Look below. Copy each line that has "Delta" in it.

BEGIN Material for this task

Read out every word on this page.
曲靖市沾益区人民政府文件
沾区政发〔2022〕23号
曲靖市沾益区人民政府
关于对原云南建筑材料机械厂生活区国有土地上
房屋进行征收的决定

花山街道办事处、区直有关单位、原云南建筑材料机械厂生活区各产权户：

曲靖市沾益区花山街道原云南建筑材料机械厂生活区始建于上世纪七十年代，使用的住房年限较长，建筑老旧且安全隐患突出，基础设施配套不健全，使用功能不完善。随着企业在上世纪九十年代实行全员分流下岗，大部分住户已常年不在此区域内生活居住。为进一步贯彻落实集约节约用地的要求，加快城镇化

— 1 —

END Material for this task
BEGIN Material for this task

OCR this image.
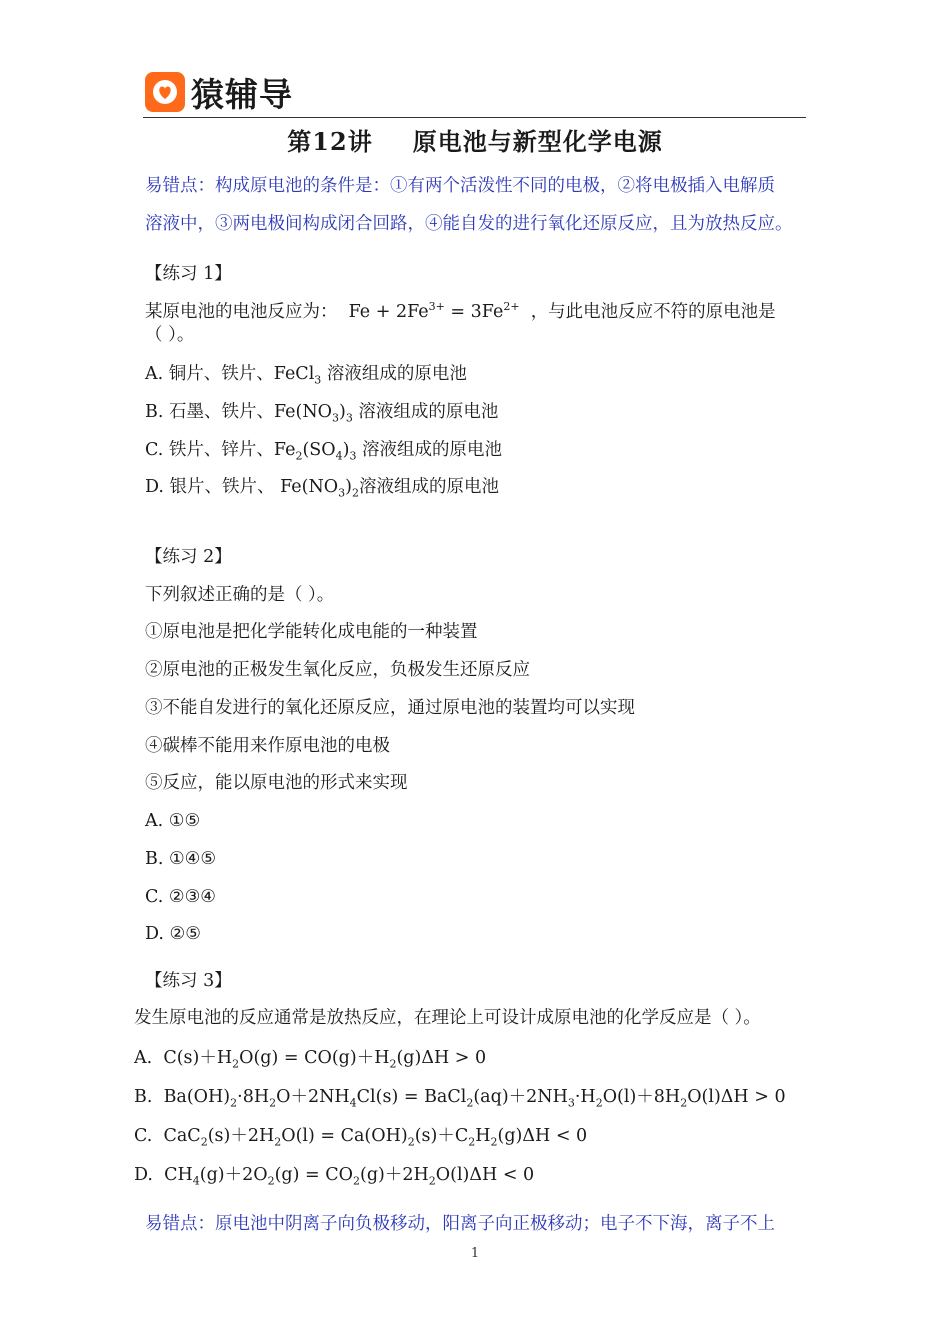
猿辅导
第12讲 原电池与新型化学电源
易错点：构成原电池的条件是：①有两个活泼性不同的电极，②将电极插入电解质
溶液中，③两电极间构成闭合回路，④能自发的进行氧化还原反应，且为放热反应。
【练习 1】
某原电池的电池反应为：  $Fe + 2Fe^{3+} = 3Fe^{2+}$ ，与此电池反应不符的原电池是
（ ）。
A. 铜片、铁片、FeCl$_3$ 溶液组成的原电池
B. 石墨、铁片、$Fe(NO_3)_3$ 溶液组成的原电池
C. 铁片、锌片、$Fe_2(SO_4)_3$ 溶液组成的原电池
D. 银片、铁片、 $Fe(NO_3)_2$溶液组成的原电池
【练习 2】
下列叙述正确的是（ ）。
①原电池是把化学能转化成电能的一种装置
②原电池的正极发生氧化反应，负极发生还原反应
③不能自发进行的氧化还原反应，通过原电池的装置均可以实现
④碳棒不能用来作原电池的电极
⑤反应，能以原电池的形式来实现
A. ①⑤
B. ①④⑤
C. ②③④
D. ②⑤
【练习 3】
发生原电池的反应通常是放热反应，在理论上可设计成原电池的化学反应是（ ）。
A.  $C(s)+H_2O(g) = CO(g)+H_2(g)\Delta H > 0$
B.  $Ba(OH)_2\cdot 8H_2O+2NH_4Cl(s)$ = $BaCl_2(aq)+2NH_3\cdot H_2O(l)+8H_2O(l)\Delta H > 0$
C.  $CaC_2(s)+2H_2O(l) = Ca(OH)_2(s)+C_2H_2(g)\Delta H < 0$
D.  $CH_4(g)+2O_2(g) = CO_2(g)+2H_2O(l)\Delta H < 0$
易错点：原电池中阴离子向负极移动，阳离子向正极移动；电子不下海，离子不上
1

END Material for this task

Task output:
A.  $C(s)+H_2O(g) = CO(g)+H_2(g)\Delta H > 0$
B.  $Ba(OH)_2\cdot 8H_2O+2NH_4Cl(s)$ = $BaCl_2(aq)+2NH_3\cdot H_2O(l)+8H_2O(l)\Delta H > 0$
C.  $CaC_2(s)+2H_2O(l) = Ca(OH)_2(s)+C_2H_2(g)\Delta H < 0$
D.  $CH_4(g)+2O_2(g) = CO_2(g)+2H_2O(l)\Delta H < 0$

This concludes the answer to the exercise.